Task requirements
Print out each record below, unaltered and complete, without its images.

Available records

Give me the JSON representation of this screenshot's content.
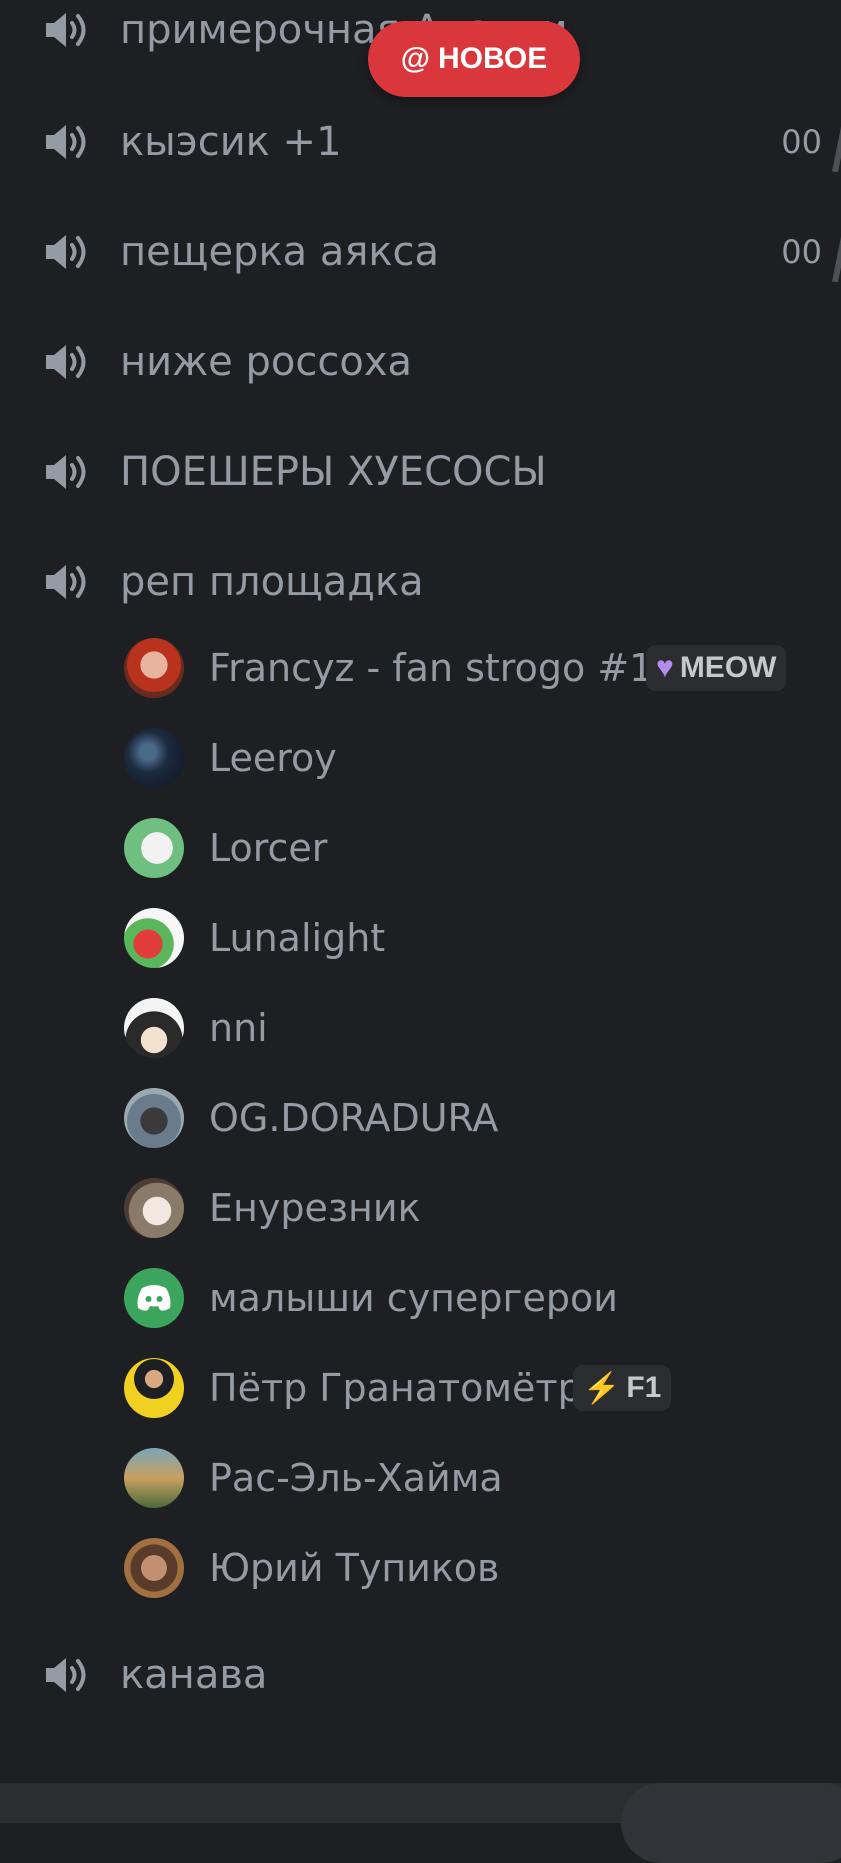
{
  "new_pill": {
    "label": "НОВОЕ",
    "icon": "at-icon"
  },
  "channels": [
    {
      "name": "примерочная Анапки",
      "limit": ""
    },
    {
      "name": "кыэсик +1",
      "limit": "00"
    },
    {
      "name": "пещерка аякса",
      "limit": "00"
    },
    {
      "name": "ниже россоха",
      "limit": ""
    },
    {
      "name": "ПОЕШЕРЫ ХУЕСОСЫ",
      "limit": ""
    },
    {
      "name": "реп площадка",
      "limit": ""
    }
  ],
  "members": [
    {
      "name": "Francyz - fan strogo #1",
      "tag": {
        "icon": "purple-heart-icon",
        "text": "MEOW"
      }
    },
    {
      "name": "Leeroy"
    },
    {
      "name": "Lorcer"
    },
    {
      "name": "Lunalight"
    },
    {
      "name": "nni"
    },
    {
      "name": "OG.DORADURA"
    },
    {
      "name": "Енурезник"
    },
    {
      "name": "малыши супергерои"
    },
    {
      "name": "Пётр Гранатомётр",
      "tag": {
        "icon": "lightning-icon",
        "text": "F1"
      }
    },
    {
      "name": "Рас-Эль-Хайма"
    },
    {
      "name": "Юрий Тупиков"
    }
  ],
  "last_channel": {
    "name": "канава"
  },
  "colors": {
    "background": "#1e1f22",
    "text": "#949ba4",
    "pill": "#da373c",
    "tag_bg": "#2b2d31"
  }
}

Solution for this exercise
Give me the JSON representation of this screenshot's content.
{
  "new_pill": {
    "label": "НОВОЕ",
    "icon": "at-icon"
  },
  "channels": [
    {
      "name": "примерочная Анапки",
      "limit": ""
    },
    {
      "name": "кыэсик +1",
      "limit": "00"
    },
    {
      "name": "пещерка аякса",
      "limit": "00"
    },
    {
      "name": "ниже россоха",
      "limit": ""
    },
    {
      "name": "ПОЕШЕРЫ ХУЕСОСЫ",
      "limit": ""
    },
    {
      "name": "реп площадка",
      "limit": ""
    }
  ],
  "members": [
    {
      "name": "Francyz - fan strogo #1",
      "tag": {
        "icon": "purple-heart-icon",
        "text": "MEOW"
      }
    },
    {
      "name": "Leeroy"
    },
    {
      "name": "Lorcer"
    },
    {
      "name": "Lunalight"
    },
    {
      "name": "nni"
    },
    {
      "name": "OG.DORADURA"
    },
    {
      "name": "Енурезник"
    },
    {
      "name": "малыши супергерои"
    },
    {
      "name": "Пётр Гранатомётр",
      "tag": {
        "icon": "lightning-icon",
        "text": "F1"
      }
    },
    {
      "name": "Рас-Эль-Хайма"
    },
    {
      "name": "Юрий Тупиков"
    }
  ],
  "last_channel": {
    "name": "канава"
  },
  "colors": {
    "background": "#1e1f22",
    "text": "#949ba4",
    "pill": "#da373c",
    "tag_bg": "#2b2d31"
  }
}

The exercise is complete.